▸ Objective: Every line that contains the word "Unstained" should be copied out.

▸ Entries supplied:
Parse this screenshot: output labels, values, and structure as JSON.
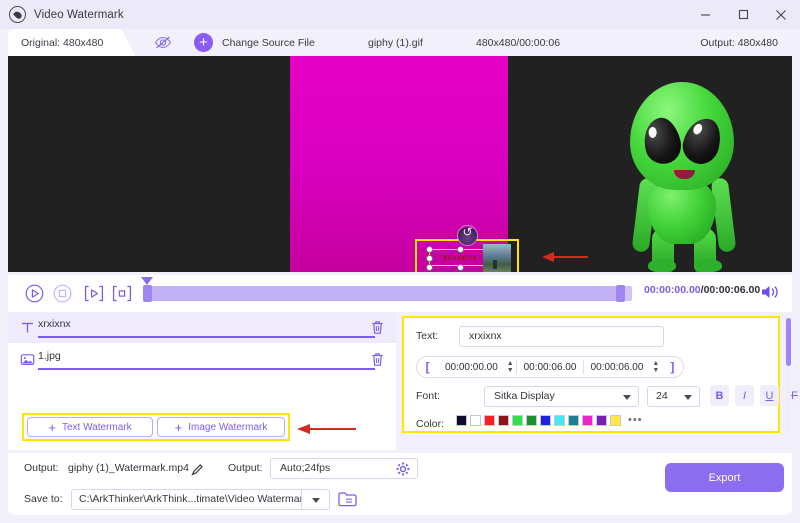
{
  "window": {
    "title": "Video Watermark",
    "logo_icon": "water-drop-icon",
    "minimize_icon": "minimize-icon",
    "maximize_icon": "maximize-icon",
    "close_icon": "close-icon"
  },
  "header": {
    "original_label": "Original: 480x480",
    "eye_icon": "eye-off-icon",
    "change_source_label": "Change Source File",
    "plus_icon": "plus-icon",
    "file_name": "giphy (1).gif",
    "dimensions_duration": "480x480/00:00:06",
    "output_label": "Output: 480x480"
  },
  "preview": {
    "watermark_text": "xrxixnx",
    "rotate_icon": "rotate-handle-icon",
    "image_thumb_name": "1.jpg",
    "background_color": "#212121",
    "video_color": "#e500c4",
    "highlight_color": "#ffe600",
    "arrow_color": "#d22b20"
  },
  "playback": {
    "play_icon": "play-circle-icon",
    "stop_icon": "stop-circle-icon",
    "set_in_icon": "set-start-point-icon",
    "set_out_icon": "set-end-point-icon",
    "current_time": "00:00:00.00",
    "time_separator": "/",
    "total_time": "00:00:06.00",
    "volume_icon": "volume-icon"
  },
  "watermark_list": {
    "items": [
      {
        "icon": "text-watermark-icon",
        "name": "xrxixnx",
        "delete_icon": "trash-icon",
        "selected": true
      },
      {
        "icon": "image-watermark-icon",
        "name": "1.jpg",
        "delete_icon": "trash-icon",
        "selected": false
      }
    ],
    "add_text_label": "Text Watermark",
    "add_image_label": "Image Watermark",
    "plus_glyph": "+"
  },
  "settings": {
    "text_label": "Text:",
    "text_value": "xrxixnx",
    "bracket_open": "[",
    "bracket_close": "]",
    "time_start": "00:00:00.00",
    "time_end": "00:00:06.00",
    "time_duration": "00:00:06.00",
    "font_label": "Font:",
    "font_value": "Sitka Display",
    "font_size_value": "24",
    "bold_label": "B",
    "italic_label": "I",
    "underline_label": "U",
    "strike_label": "F",
    "color_label": "Color:",
    "colors": [
      "#0d0d2b",
      "#ffffff",
      "#fa1f1f",
      "#8c1515",
      "#2fe24a",
      "#1f8f2a",
      "#2020e0",
      "#47e8f0",
      "#1f7f8c",
      "#f020d0",
      "#7a1fb5",
      "#ffe94a"
    ],
    "more_colors_glyph": "•••"
  },
  "bottom": {
    "output_name_label": "Output:",
    "output_name_value": "giphy (1)_Watermark.mp4",
    "edit_icon": "pencil-icon",
    "output_format_label": "Output:",
    "output_format_value": "Auto;24fps",
    "gear_icon": "gear-icon",
    "save_to_label": "Save to:",
    "save_to_value": "C:\\ArkThinker\\ArkThink...timate\\Video Watermark",
    "folder_icon": "folder-icon",
    "export_label": "Export"
  }
}
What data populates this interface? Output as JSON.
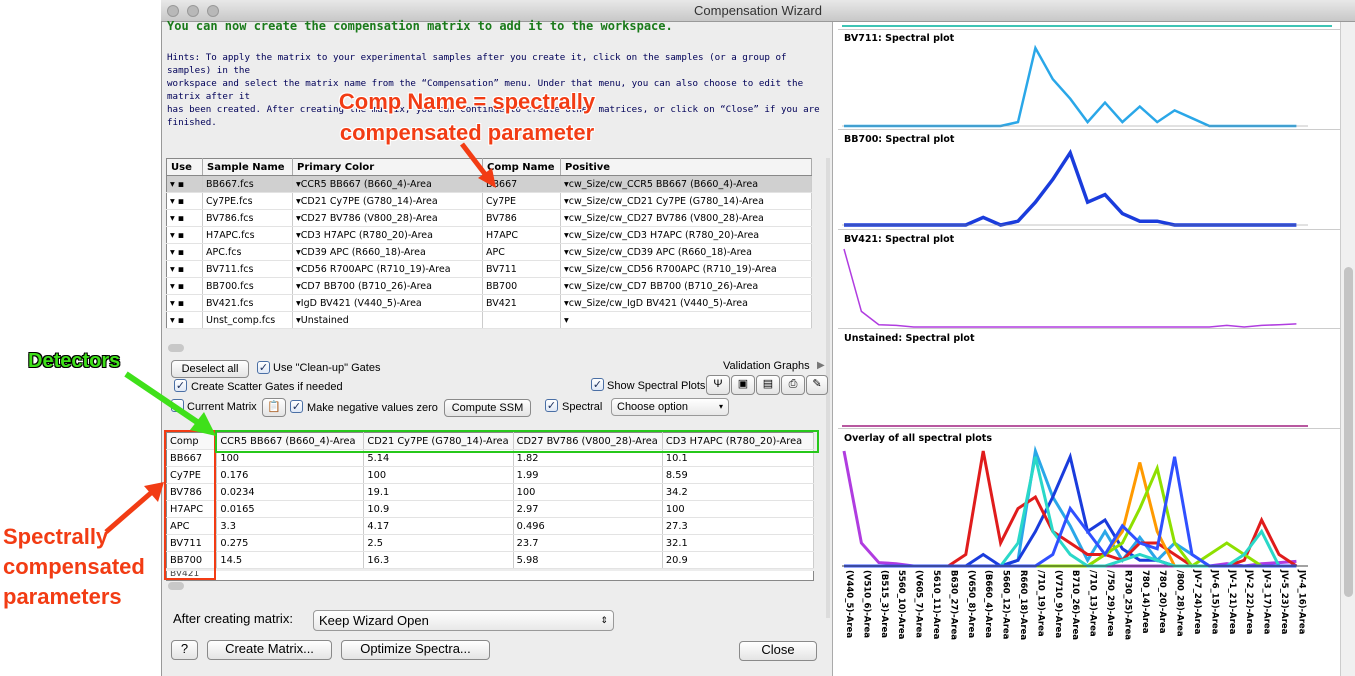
{
  "window": {
    "title": "Compensation Wizard"
  },
  "headline": "You can now create the compensation matrix to add it to the workspace.",
  "hints": [
    "Hints: To apply the matrix to your experimental samples after you create it, click on the samples (or a group of samples) in the",
    "workspace and select the matrix name from the “Compensation” menu. Under that menu, you can also choose to edit the matrix after it",
    "has been created. After creating the matrix, you can continue to create other matrices, or click on “Close” if you are finished."
  ],
  "annotations": {
    "comp_name": [
      "Comp Name = spectrally",
      "compensated parameter"
    ],
    "detectors": "Detectors",
    "spectral_params": [
      "Spectrally",
      "compensated",
      "parameters"
    ]
  },
  "sample_table": {
    "headers": [
      "Use",
      "Sample Name",
      "Primary Color",
      "Comp Name",
      "Positive"
    ],
    "rows": [
      {
        "sample": "BB667.fcs",
        "primary": "CCR5 BB667 (B660_4)-Area",
        "comp": "BB667",
        "positive": "cw_Size/cw_CCR5 BB667 (B660_4)-Area"
      },
      {
        "sample": "Cy7PE.fcs",
        "primary": "CD21 Cy7PE (G780_14)-Area",
        "comp": "Cy7PE",
        "positive": "cw_Size/cw_CD21 Cy7PE (G780_14)-Area"
      },
      {
        "sample": "BV786.fcs",
        "primary": "CD27 BV786 (V800_28)-Area",
        "comp": "BV786",
        "positive": "cw_Size/cw_CD27 BV786 (V800_28)-Area"
      },
      {
        "sample": "H7APC.fcs",
        "primary": "CD3 H7APC (R780_20)-Area",
        "comp": "H7APC",
        "positive": "cw_Size/cw_CD3 H7APC (R780_20)-Area"
      },
      {
        "sample": "APC.fcs",
        "primary": "CD39 APC (R660_18)-Area",
        "comp": "APC",
        "positive": "cw_Size/cw_CD39 APC (R660_18)-Area"
      },
      {
        "sample": "BV711.fcs",
        "primary": "CD56 R700APC (R710_19)-Area",
        "comp": "BV711",
        "positive": "cw_Size/cw_CD56 R700APC (R710_19)-Area"
      },
      {
        "sample": "BB700.fcs",
        "primary": "CD7 BB700 (B710_26)-Area",
        "comp": "BB700",
        "positive": "cw_Size/cw_CD7 BB700 (B710_26)-Area"
      },
      {
        "sample": "BV421.fcs",
        "primary": "IgD BV421 (V440_5)-Area",
        "comp": "BV421",
        "positive": "cw_Size/cw_IgD BV421 (V440_5)-Area"
      },
      {
        "sample": "Unst_comp.fcs",
        "primary": "Unstained",
        "comp": "",
        "positive": ""
      }
    ]
  },
  "controls": {
    "deselect_all": "Deselect all",
    "use_cleanup": "Use \"Clean-up\" Gates",
    "scatter_gates": "Create Scatter Gates if needed",
    "current_matrix": "Current Matrix",
    "negative_zero": "Make negative values zero",
    "compute_ssm": "Compute SSM",
    "spectral": "Spectral",
    "choose_option": "Choose option",
    "validation_graphs": "Validation Graphs",
    "show_spectral_plots": "Show Spectral Plots"
  },
  "comp_table": {
    "corner": "Comp",
    "columns": [
      "CCR5 BB667 (B660_4)-Area",
      "CD21 Cy7PE (G780_14)-Area",
      "CD27 BV786 (V800_28)-Area",
      "CD3 H7APC (R780_20)-Area"
    ],
    "rows": [
      {
        "name": "BB667",
        "values": [
          "100",
          "5.14",
          "1.82",
          "10.1"
        ]
      },
      {
        "name": "Cy7PE",
        "values": [
          "0.176",
          "100",
          "1.99",
          "8.59"
        ]
      },
      {
        "name": "BV786",
        "values": [
          "0.0234",
          "19.1",
          "100",
          "34.2"
        ]
      },
      {
        "name": "H7APC",
        "values": [
          "0.0165",
          "10.9",
          "2.97",
          "100"
        ]
      },
      {
        "name": "APC",
        "values": [
          "3.3",
          "4.17",
          "0.496",
          "27.3"
        ]
      },
      {
        "name": "BV711",
        "values": [
          "0.275",
          "2.5",
          "23.7",
          "32.1"
        ]
      },
      {
        "name": "BB700",
        "values": [
          "14.5",
          "16.3",
          "5.98",
          "20.9"
        ]
      }
    ]
  },
  "footer": {
    "after_label": "After creating matrix:",
    "after_value": "Keep Wizard Open",
    "help": "?",
    "create_matrix": "Create Matrix...",
    "optimize": "Optimize Spectra...",
    "close": "Close"
  },
  "plots": [
    {
      "title": "BV711: Spectral plot",
      "color": "#2aa7e8"
    },
    {
      "title": "BB700: Spectral plot",
      "color": "#1a3cdc"
    },
    {
      "title": "BV421: Spectral plot",
      "color": "#b03ce0"
    },
    {
      "title": "Unstained: Spectral plot",
      "color": "#a02080"
    },
    {
      "title": "Overlay of all spectral plots",
      "color": "#000000"
    }
  ],
  "x_axis_labels": [
    "(V440_5)-Area",
    "(V510_6)-Area",
    "(B515_3)-Area",
    "5560_10)-Area",
    "(V605_7)-Area",
    "5610_11)-Area",
    "B630_27)-Area",
    "(V650_8)-Area",
    "(B660_4)-Area",
    "5660_12)-Area",
    "R660_18)-Area",
    "/710_19)-Area",
    "(V710_9)-Area",
    "B710_26)-Area",
    "/710_13)-Area",
    "/750_29)-Area",
    "R730_25)-Area",
    "780_14)-Area",
    "780_20)-Area",
    "/800_28)-Area",
    "JV-7_24)-Area",
    "JV-6_15)-Area",
    "JV-1_21)-Area",
    "JV-2_22)-Area",
    "JV-3_17)-Area",
    "JV-5_23)-Area",
    "JV-4_16)-Area"
  ]
}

▸ Task response:
        "primary": "Unstained",
      "title": "Unstained: Spectral plot",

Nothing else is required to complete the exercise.